▸ **Rows from a dataset**
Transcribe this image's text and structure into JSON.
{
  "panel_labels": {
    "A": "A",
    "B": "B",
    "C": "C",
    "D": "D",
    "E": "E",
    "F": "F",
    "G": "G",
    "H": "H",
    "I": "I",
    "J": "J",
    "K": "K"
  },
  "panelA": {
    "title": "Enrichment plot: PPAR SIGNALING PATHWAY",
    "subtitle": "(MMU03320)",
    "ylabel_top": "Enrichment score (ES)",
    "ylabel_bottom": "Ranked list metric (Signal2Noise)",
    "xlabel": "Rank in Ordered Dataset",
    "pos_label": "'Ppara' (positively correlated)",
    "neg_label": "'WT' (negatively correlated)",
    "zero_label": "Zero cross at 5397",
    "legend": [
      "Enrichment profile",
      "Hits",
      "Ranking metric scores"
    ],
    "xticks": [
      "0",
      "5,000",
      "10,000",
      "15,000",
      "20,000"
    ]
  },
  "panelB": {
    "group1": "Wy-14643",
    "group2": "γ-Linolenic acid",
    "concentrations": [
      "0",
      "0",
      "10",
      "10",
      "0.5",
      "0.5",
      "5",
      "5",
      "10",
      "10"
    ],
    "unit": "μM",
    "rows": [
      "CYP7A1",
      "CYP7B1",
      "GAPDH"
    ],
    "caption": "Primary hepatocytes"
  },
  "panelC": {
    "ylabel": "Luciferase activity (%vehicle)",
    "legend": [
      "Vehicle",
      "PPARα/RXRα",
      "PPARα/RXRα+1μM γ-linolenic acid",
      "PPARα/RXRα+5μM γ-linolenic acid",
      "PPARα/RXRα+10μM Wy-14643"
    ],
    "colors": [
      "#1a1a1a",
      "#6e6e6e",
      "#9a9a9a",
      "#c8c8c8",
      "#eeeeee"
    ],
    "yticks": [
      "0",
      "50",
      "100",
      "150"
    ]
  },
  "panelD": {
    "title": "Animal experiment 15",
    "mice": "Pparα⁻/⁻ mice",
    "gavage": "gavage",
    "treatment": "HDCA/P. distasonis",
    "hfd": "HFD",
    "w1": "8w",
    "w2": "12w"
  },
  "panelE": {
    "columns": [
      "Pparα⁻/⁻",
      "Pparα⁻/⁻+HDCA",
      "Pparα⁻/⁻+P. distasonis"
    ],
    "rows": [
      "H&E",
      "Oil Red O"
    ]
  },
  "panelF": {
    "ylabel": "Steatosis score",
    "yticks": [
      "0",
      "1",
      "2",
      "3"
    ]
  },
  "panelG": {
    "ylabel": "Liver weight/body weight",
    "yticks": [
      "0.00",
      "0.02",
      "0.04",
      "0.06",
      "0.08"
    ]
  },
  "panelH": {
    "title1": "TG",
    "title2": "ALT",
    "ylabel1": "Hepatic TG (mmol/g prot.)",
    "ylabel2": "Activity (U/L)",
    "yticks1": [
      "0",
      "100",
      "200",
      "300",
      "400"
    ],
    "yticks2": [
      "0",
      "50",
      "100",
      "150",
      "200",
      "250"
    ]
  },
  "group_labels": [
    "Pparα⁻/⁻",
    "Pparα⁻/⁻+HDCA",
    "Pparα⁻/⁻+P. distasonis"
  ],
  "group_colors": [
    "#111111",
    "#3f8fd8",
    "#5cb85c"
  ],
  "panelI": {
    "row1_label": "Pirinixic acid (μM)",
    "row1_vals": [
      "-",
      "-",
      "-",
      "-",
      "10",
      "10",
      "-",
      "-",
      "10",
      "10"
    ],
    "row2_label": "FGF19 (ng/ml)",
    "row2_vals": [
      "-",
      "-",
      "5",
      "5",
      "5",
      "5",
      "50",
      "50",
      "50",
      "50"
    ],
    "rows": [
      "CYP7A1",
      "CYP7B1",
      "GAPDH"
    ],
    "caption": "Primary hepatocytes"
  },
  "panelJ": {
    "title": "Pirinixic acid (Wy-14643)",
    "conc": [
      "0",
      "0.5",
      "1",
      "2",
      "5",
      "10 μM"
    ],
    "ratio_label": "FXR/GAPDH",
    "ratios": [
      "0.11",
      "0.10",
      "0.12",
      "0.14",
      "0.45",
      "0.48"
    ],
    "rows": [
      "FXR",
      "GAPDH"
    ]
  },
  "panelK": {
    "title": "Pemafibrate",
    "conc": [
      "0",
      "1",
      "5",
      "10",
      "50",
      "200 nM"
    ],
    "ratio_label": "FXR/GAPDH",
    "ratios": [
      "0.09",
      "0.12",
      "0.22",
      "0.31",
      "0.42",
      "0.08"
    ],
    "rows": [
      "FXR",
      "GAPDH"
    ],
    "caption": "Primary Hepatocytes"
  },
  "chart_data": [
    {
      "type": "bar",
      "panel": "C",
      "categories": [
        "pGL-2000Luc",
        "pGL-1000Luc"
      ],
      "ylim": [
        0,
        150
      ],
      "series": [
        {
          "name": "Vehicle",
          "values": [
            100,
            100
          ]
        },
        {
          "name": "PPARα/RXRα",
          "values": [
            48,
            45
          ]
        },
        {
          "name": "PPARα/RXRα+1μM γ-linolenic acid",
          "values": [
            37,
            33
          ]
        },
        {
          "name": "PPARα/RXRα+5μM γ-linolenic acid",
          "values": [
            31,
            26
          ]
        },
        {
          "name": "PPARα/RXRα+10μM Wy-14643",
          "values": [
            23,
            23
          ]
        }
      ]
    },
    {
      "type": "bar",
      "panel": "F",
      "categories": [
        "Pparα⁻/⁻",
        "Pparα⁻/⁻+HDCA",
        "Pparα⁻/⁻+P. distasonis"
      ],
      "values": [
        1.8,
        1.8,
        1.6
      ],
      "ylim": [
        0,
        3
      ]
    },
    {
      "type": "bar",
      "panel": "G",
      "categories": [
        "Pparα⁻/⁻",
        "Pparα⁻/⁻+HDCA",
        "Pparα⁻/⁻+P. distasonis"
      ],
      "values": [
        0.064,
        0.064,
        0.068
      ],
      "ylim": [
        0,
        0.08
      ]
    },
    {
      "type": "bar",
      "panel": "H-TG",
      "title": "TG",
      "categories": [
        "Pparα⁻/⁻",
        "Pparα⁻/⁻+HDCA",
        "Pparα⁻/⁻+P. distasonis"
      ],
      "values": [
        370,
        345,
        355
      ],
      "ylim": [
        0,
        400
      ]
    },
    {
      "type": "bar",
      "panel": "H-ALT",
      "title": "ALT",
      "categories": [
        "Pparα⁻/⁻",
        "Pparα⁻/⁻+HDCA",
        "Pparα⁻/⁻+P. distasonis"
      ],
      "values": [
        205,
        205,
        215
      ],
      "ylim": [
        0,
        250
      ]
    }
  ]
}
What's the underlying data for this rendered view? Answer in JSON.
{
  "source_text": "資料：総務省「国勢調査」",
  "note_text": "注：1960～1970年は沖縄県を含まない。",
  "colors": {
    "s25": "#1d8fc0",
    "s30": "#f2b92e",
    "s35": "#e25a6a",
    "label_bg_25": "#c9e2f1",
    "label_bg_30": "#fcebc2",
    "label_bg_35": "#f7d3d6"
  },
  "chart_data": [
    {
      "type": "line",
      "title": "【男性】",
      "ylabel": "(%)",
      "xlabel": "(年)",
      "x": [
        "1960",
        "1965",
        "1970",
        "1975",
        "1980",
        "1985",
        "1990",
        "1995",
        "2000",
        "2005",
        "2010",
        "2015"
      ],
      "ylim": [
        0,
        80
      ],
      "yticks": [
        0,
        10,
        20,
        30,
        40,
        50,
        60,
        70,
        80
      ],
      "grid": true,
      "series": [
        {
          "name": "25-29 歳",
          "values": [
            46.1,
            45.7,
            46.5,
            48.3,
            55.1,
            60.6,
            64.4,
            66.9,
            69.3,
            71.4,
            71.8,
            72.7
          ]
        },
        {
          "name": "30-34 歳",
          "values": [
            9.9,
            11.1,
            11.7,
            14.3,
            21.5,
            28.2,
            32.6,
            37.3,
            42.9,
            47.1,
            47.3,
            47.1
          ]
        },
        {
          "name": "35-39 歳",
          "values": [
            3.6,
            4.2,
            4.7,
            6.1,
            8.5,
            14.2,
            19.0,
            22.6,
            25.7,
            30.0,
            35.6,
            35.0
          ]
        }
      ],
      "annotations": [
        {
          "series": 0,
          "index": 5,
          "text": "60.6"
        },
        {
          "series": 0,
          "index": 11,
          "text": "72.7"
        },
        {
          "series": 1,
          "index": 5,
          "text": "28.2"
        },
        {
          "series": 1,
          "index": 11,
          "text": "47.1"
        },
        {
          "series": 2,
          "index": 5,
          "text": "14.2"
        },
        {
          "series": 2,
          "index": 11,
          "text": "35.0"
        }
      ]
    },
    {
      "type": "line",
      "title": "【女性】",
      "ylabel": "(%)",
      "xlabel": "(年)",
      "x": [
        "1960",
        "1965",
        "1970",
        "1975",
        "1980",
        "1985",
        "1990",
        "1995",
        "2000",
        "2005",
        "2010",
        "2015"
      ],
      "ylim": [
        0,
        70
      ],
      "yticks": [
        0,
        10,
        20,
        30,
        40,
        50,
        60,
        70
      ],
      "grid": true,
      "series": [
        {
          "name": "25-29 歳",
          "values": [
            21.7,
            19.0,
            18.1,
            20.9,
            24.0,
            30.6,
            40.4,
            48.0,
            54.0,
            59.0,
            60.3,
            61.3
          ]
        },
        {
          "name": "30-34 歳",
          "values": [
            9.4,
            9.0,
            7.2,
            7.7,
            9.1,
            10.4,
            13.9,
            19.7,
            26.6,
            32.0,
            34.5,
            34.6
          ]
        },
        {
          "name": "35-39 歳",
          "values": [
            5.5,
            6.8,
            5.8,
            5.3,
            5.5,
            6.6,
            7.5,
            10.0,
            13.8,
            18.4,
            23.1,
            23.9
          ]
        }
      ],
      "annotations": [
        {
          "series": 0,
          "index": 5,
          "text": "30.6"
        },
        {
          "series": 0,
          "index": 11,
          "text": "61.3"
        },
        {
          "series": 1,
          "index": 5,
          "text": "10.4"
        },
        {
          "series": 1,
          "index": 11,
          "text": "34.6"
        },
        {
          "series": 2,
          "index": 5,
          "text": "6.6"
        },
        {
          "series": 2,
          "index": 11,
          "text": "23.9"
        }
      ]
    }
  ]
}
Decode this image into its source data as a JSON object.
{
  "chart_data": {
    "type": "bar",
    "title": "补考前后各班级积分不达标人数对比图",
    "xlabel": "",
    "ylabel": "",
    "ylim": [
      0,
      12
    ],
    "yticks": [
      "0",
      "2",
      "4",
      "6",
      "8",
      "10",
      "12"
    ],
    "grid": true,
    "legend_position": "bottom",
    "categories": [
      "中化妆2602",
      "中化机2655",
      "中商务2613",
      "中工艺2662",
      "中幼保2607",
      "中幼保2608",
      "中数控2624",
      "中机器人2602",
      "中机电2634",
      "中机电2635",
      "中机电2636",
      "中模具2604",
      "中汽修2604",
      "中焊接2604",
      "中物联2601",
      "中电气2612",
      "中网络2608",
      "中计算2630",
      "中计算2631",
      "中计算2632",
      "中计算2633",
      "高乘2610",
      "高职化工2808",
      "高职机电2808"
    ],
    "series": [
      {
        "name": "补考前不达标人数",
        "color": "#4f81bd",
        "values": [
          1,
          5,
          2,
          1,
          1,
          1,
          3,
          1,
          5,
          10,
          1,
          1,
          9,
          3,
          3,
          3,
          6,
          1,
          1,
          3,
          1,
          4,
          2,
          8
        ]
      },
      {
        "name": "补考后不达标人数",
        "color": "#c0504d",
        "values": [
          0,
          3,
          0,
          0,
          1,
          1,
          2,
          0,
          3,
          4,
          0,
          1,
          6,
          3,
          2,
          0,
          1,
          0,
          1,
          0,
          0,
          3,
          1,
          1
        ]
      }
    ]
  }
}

▸ **STATED PROBLEM**
The lines to reproduce run from the line containing "Decode this image" to the end of the listing; write them out exactly and add nothing.

▸ **COMPLETED EXERCISE**
Decode this image into its source data as a JSON object.
{
  "chart_data": {
    "type": "bar",
    "title": "补考前后各班级积分不达标人数对比图",
    "xlabel": "",
    "ylabel": "",
    "ylim": [
      0,
      12
    ],
    "yticks": [
      "0",
      "2",
      "4",
      "6",
      "8",
      "10",
      "12"
    ],
    "grid": true,
    "legend_position": "bottom",
    "categories": [
      "中化妆2602",
      "中化机2655",
      "中商务2613",
      "中工艺2662",
      "中幼保2607",
      "中幼保2608",
      "中数控2624",
      "中机器人2602",
      "中机电2634",
      "中机电2635",
      "中机电2636",
      "中模具2604",
      "中汽修2604",
      "中焊接2604",
      "中物联2601",
      "中电气2612",
      "中网络2608",
      "中计算2630",
      "中计算2631",
      "中计算2632",
      "中计算2633",
      "高乘2610",
      "高职化工2808",
      "高职机电2808"
    ],
    "series": [
      {
        "name": "补考前不达标人数",
        "color": "#4f81bd",
        "values": [
          1,
          5,
          2,
          1,
          1,
          1,
          3,
          1,
          5,
          10,
          1,
          1,
          9,
          3,
          3,
          3,
          6,
          1,
          1,
          3,
          1,
          4,
          2,
          8
        ]
      },
      {
        "name": "补考后不达标人数",
        "color": "#c0504d",
        "values": [
          0,
          3,
          0,
          0,
          1,
          1,
          2,
          0,
          3,
          4,
          0,
          1,
          6,
          3,
          2,
          0,
          1,
          0,
          1,
          0,
          0,
          3,
          1,
          1
        ]
      }
    ]
  }
}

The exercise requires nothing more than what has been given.